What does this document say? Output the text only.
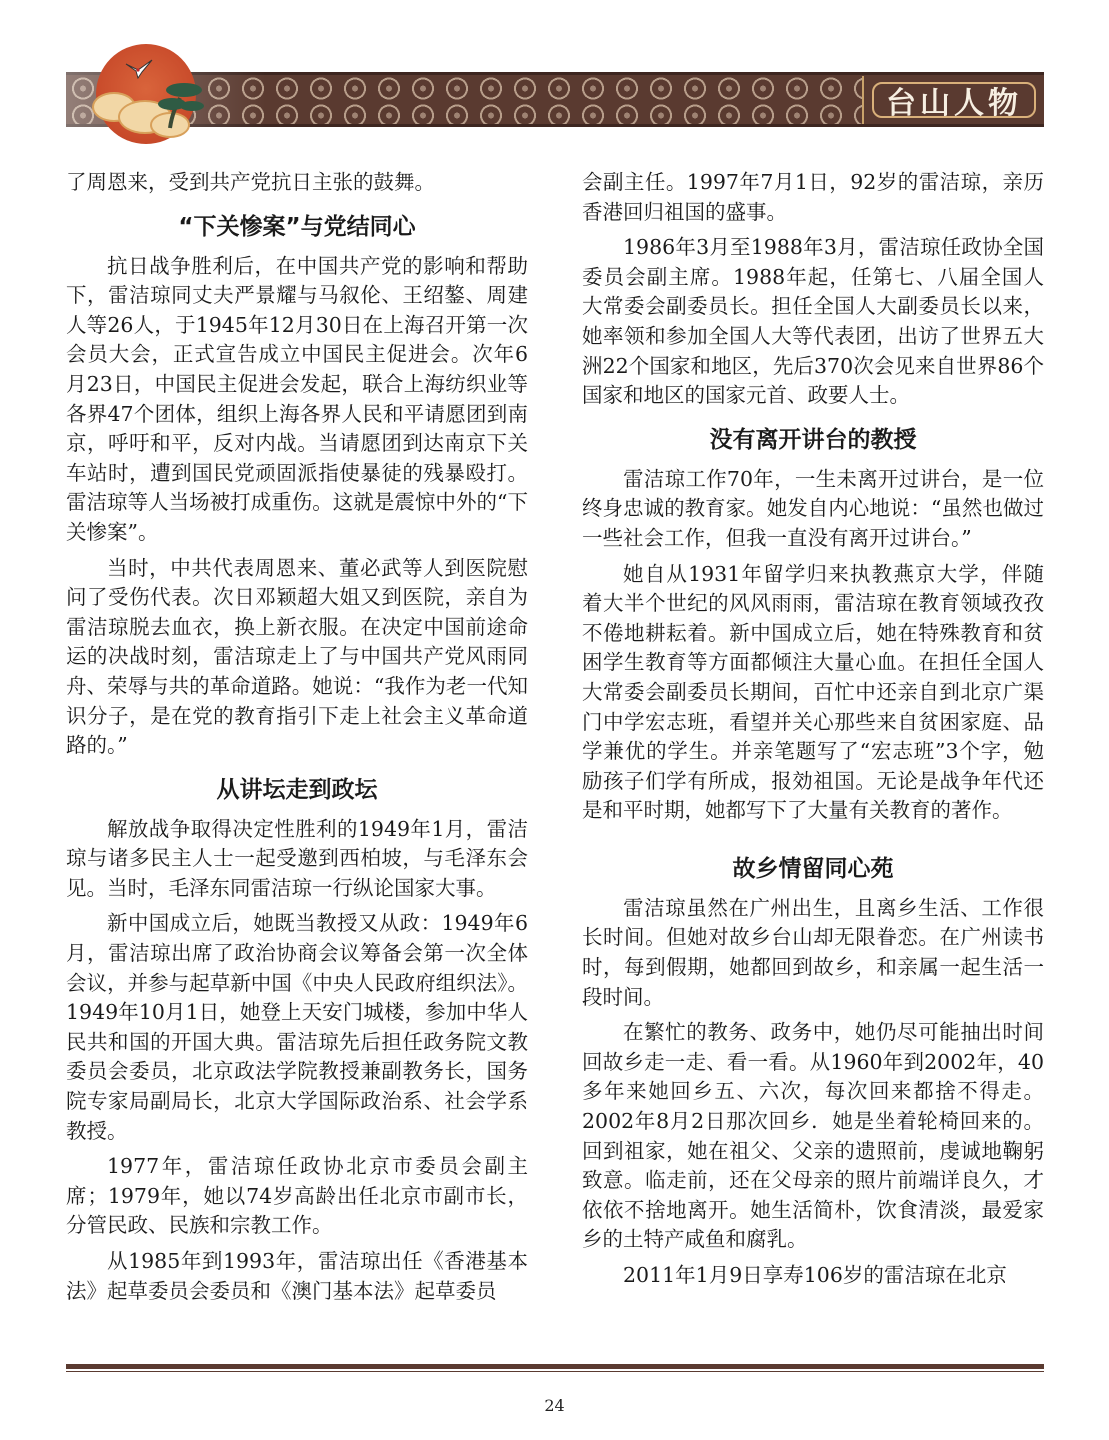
台山人物

了周恩来，受到共产党抗日主张的鼓舞。

“下关惨案”与党结同心

抗日战争胜利后，在中国共产党的影响和帮助下，雷洁琼同丈夫严景耀与马叙伦、王绍鏊、周建人等26人，于1945年12月30日在上海召开第一次会员大会，正式宣告成立中国民主促进会。次年6月23日，中国民主促进会发起，联合上海纺织业等各界47个团体，组织上海各界人民和平请愿团到南京，呼吁和平，反对内战。当请愿团到达南京下关车站时，遭到国民党顽固派指使暴徒的残暴殴打。雷洁琼等人当场被打成重伤。这就是震惊中外的“下关惨案”。

当时，中共代表周恩来、董必武等人到医院慰问了受伤代表。次日邓颖超大姐又到医院，亲自为雷洁琼脱去血衣，换上新衣服。在决定中国前途命运的决战时刻，雷洁琼走上了与中国共产党风雨同舟、荣辱与共的革命道路。她说：“我作为老一代知识分子，是在党的教育指引下走上社会主义革命道路的。”

从讲坛走到政坛

解放战争取得决定性胜利的1949年1月，雷洁琼与诸多民主人士一起受邀到西柏坡，与毛泽东会见。当时，毛泽东同雷洁琼一行纵论国家大事。

新中国成立后，她既当教授又从政：1949年6月，雷洁琼出席了政治协商会议筹备会第一次全体会议，并参与起草新中国《中央人民政府组织法》。1949年10月1日，她登上天安门城楼，参加中华人民共和国的开国大典。雷洁琼先后担任政务院文教委员会委员，北京政法学院教授兼副教务长，国务院专家局副局长，北京大学国际政治系、社会学系教授。

1977年，雷洁琼任政协北京市委员会副主席；1979年，她以74岁高龄出任北京市副市长，分管民政、民族和宗教工作。

从1985年到1993年，雷洁琼出任《香港基本法》起草委员会委员和《澳门基本法》起草委员

会副主任。1997年7月1日，92岁的雷洁琼，亲历香港回归祖国的盛事。

1986年3月至1988年3月，雷洁琼任政协全国委员会副主席。1988年起，任第七、八届全国人大常委会副委员长。担任全国人大副委员长以来，她率领和参加全国人大等代表团，出访了世界五大洲22个国家和地区，先后370次会见来自世界86个国家和地区的国家元首、政要人士。

没有离开讲台的教授

雷洁琼工作70年，一生未离开过讲台，是一位终身忠诚的教育家。她发自内心地说：“虽然也做过一些社会工作，但我一直没有离开过讲台。”

她自从1931年留学归来执教燕京大学，伴随着大半个世纪的风风雨雨，雷洁琼在教育领域孜孜不倦地耕耘着。新中国成立后，她在特殊教育和贫困学生教育等方面都倾注大量心血。在担任全国人大常委会副委员长期间，百忙中还亲自到北京广渠门中学宏志班，看望并关心那些来自贫困家庭、品学兼优的学生。并亲笔题写了“宏志班”3个字，勉励孩子们学有所成，报効祖国。无论是战争年代还是和平时期，她都写下了大量有关教育的著作。

故乡情留同心苑

雷洁琼虽然在广州出生，且离乡生活、工作很长时间。但她对故乡台山却无限眷恋。在广州读书时，每到假期，她都回到故乡，和亲属一起生活一段时间。

在繁忙的教务、政务中，她仍尽可能抽出时间回故乡走一走、看一看。从1960年到2002年，40多年来她回乡五、六次，每次回来都捨不得走。2002年8月2日那次回乡．她是坐着轮椅回来的。回到祖家，她在祖父、父亲的遗照前，虔诚地鞠躬致意。临走前，还在父母亲的照片前端详良久，才依依不捨地离开。她生活简朴，饮食清淡，最爱家乡的土特产咸鱼和腐乳。

2011年1月9日享寿106岁的雷洁琼在北京

24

- PROMPT:
In the entries above, identify every line with the word "下关惨案". Copy those lines.

- OUTPUT:
“下关惨案”与党结同心
抗日战争胜利后，在中国共产党的影响和帮助下，雷洁琼同丈夫严景耀与马叙伦、王绍鏊、周建人等26人，于1945年12月30日在上海召开第一次会员大会，正式宣告成立中国民主促进会。次年6月23日，中国民主促进会发起，联合上海纺织业等各界47个团体，组织上海各界人民和平请愿团到南京，呼吁和平，反对内战。当请愿团到达南京下关车站时，遭到国民党顽固派指使暴徒的残暴殴打。雷洁琼等人当场被打成重伤。这就是震惊中外的“下关惨案”。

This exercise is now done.